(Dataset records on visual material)
******

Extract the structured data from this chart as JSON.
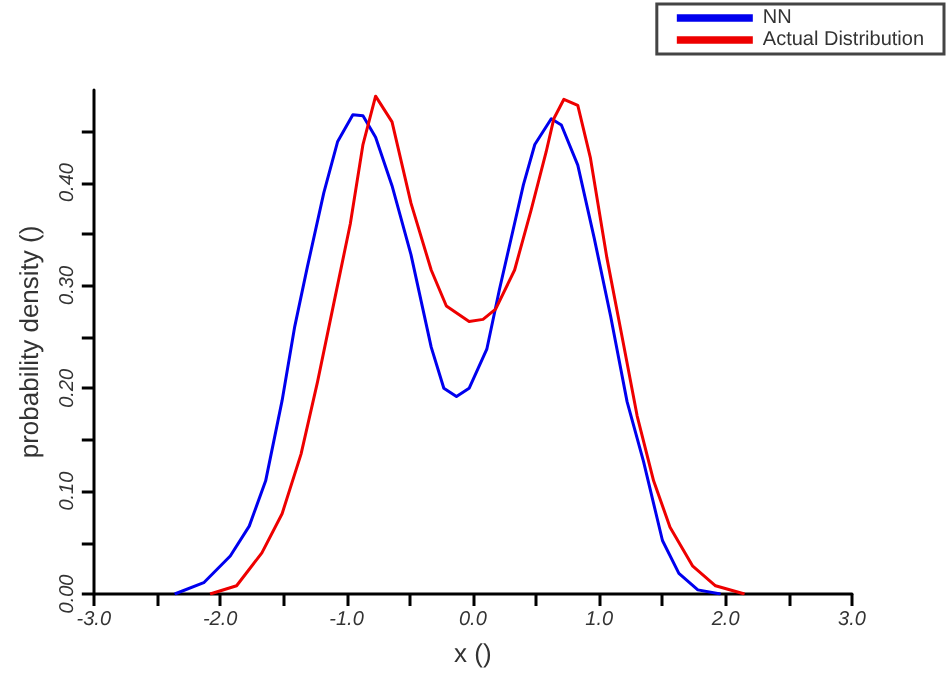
{
  "chart_data": {
    "type": "line",
    "xlabel": "x ()",
    "ylabel": "probability density ()",
    "xlim": [
      -3,
      3
    ],
    "ylim": [
      0,
      0.49
    ],
    "xticks": [
      {
        "value": -3,
        "label": "-3.0"
      },
      {
        "value": -2.5,
        "label": null
      },
      {
        "value": -2,
        "label": "-2.0"
      },
      {
        "value": -1.5,
        "label": null
      },
      {
        "value": -1,
        "label": "-1.0"
      },
      {
        "value": -0.5,
        "label": null
      },
      {
        "value": 0,
        "label": "0.0"
      },
      {
        "value": 0.5,
        "label": null
      },
      {
        "value": 1,
        "label": "1.0"
      },
      {
        "value": 1.5,
        "label": null
      },
      {
        "value": 2,
        "label": "2.0"
      },
      {
        "value": 2.5,
        "label": null
      },
      {
        "value": 3,
        "label": "3.0"
      }
    ],
    "yticks": [
      {
        "value": 0,
        "label": "0.00"
      },
      {
        "value": 0.05,
        "label": null
      },
      {
        "value": 0.1,
        "label": "0.10"
      },
      {
        "value": 0.15,
        "label": null
      },
      {
        "value": 0.2,
        "label": "0.20"
      },
      {
        "value": 0.25,
        "label": null
      },
      {
        "value": 0.3,
        "label": "0.30"
      },
      {
        "value": 0.35,
        "label": null
      },
      {
        "value": 0.4,
        "label": "0.40"
      },
      {
        "value": 0.45,
        "label": null
      }
    ],
    "grid": false,
    "legend": "top right",
    "marker": "none",
    "line_style": "solid",
    "series": [
      {
        "name": "NN",
        "color": "#0000ee",
        "x": [
          -2.36,
          -2.13,
          -1.92,
          -1.77,
          -1.64,
          -1.51,
          -1.41,
          -1.31,
          -1.18,
          -1.07,
          -0.95,
          -0.87,
          -0.77,
          -0.64,
          -0.49,
          -0.33,
          -0.23,
          -0.13,
          -0.03,
          0.11,
          0.21,
          0.4,
          0.49,
          0.62,
          0.7,
          0.83,
          0.96,
          1.09,
          1.22,
          1.35,
          1.5,
          1.63,
          1.78,
          1.96
        ],
        "values": [
          0,
          0.011,
          0.037,
          0.066,
          0.11,
          0.188,
          0.26,
          0.318,
          0.39,
          0.44,
          0.466,
          0.465,
          0.444,
          0.397,
          0.33,
          0.24,
          0.2,
          0.192,
          0.2,
          0.238,
          0.296,
          0.398,
          0.437,
          0.462,
          0.456,
          0.417,
          0.346,
          0.27,
          0.187,
          0.129,
          0.052,
          0.02,
          0.004,
          0
        ]
      },
      {
        "name": "Actual Distribution",
        "color": "#ee0000",
        "x": [
          -2.08,
          -1.87,
          -1.67,
          -1.51,
          -1.36,
          -1.23,
          -1.1,
          -0.97,
          -0.87,
          -0.77,
          -0.64,
          -0.49,
          -0.33,
          -0.21,
          -0.03,
          0.08,
          0.18,
          0.33,
          0.46,
          0.58,
          0.64,
          0.72,
          0.83,
          0.93,
          1.06,
          1.19,
          1.3,
          1.43,
          1.56,
          1.74,
          1.92,
          2.15
        ],
        "values": [
          0,
          0.008,
          0.04,
          0.078,
          0.136,
          0.206,
          0.283,
          0.36,
          0.437,
          0.484,
          0.459,
          0.38,
          0.315,
          0.28,
          0.265,
          0.267,
          0.277,
          0.315,
          0.373,
          0.43,
          0.462,
          0.481,
          0.475,
          0.424,
          0.327,
          0.244,
          0.173,
          0.11,
          0.065,
          0.027,
          0.008,
          0
        ]
      }
    ]
  }
}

******

AIM:
Repeat the records above exactly, omitting every picture.

SOLUTION TO THIS EXERCISE:
Extract the structured data from this chart as JSON.
{
  "chart_data": {
    "type": "line",
    "xlabel": "x ()",
    "ylabel": "probability density ()",
    "xlim": [
      -3,
      3
    ],
    "ylim": [
      0,
      0.49
    ],
    "xticks": [
      {
        "value": -3,
        "label": "-3.0"
      },
      {
        "value": -2.5,
        "label": null
      },
      {
        "value": -2,
        "label": "-2.0"
      },
      {
        "value": -1.5,
        "label": null
      },
      {
        "value": -1,
        "label": "-1.0"
      },
      {
        "value": -0.5,
        "label": null
      },
      {
        "value": 0,
        "label": "0.0"
      },
      {
        "value": 0.5,
        "label": null
      },
      {
        "value": 1,
        "label": "1.0"
      },
      {
        "value": 1.5,
        "label": null
      },
      {
        "value": 2,
        "label": "2.0"
      },
      {
        "value": 2.5,
        "label": null
      },
      {
        "value": 3,
        "label": "3.0"
      }
    ],
    "yticks": [
      {
        "value": 0,
        "label": "0.00"
      },
      {
        "value": 0.05,
        "label": null
      },
      {
        "value": 0.1,
        "label": "0.10"
      },
      {
        "value": 0.15,
        "label": null
      },
      {
        "value": 0.2,
        "label": "0.20"
      },
      {
        "value": 0.25,
        "label": null
      },
      {
        "value": 0.3,
        "label": "0.30"
      },
      {
        "value": 0.35,
        "label": null
      },
      {
        "value": 0.4,
        "label": "0.40"
      },
      {
        "value": 0.45,
        "label": null
      }
    ],
    "grid": false,
    "legend": "top right",
    "marker": "none",
    "line_style": "solid",
    "series": [
      {
        "name": "NN",
        "color": "#0000ee",
        "x": [
          -2.36,
          -2.13,
          -1.92,
          -1.77,
          -1.64,
          -1.51,
          -1.41,
          -1.31,
          -1.18,
          -1.07,
          -0.95,
          -0.87,
          -0.77,
          -0.64,
          -0.49,
          -0.33,
          -0.23,
          -0.13,
          -0.03,
          0.11,
          0.21,
          0.4,
          0.49,
          0.62,
          0.7,
          0.83,
          0.96,
          1.09,
          1.22,
          1.35,
          1.5,
          1.63,
          1.78,
          1.96
        ],
        "values": [
          0,
          0.011,
          0.037,
          0.066,
          0.11,
          0.188,
          0.26,
          0.318,
          0.39,
          0.44,
          0.466,
          0.465,
          0.444,
          0.397,
          0.33,
          0.24,
          0.2,
          0.192,
          0.2,
          0.238,
          0.296,
          0.398,
          0.437,
          0.462,
          0.456,
          0.417,
          0.346,
          0.27,
          0.187,
          0.129,
          0.052,
          0.02,
          0.004,
          0
        ]
      },
      {
        "name": "Actual Distribution",
        "color": "#ee0000",
        "x": [
          -2.08,
          -1.87,
          -1.67,
          -1.51,
          -1.36,
          -1.23,
          -1.1,
          -0.97,
          -0.87,
          -0.77,
          -0.64,
          -0.49,
          -0.33,
          -0.21,
          -0.03,
          0.08,
          0.18,
          0.33,
          0.46,
          0.58,
          0.64,
          0.72,
          0.83,
          0.93,
          1.06,
          1.19,
          1.3,
          1.43,
          1.56,
          1.74,
          1.92,
          2.15
        ],
        "values": [
          0,
          0.008,
          0.04,
          0.078,
          0.136,
          0.206,
          0.283,
          0.36,
          0.437,
          0.484,
          0.459,
          0.38,
          0.315,
          0.28,
          0.265,
          0.267,
          0.277,
          0.315,
          0.373,
          0.43,
          0.462,
          0.481,
          0.475,
          0.424,
          0.327,
          0.244,
          0.173,
          0.11,
          0.065,
          0.027,
          0.008,
          0
        ]
      }
    ]
  }
}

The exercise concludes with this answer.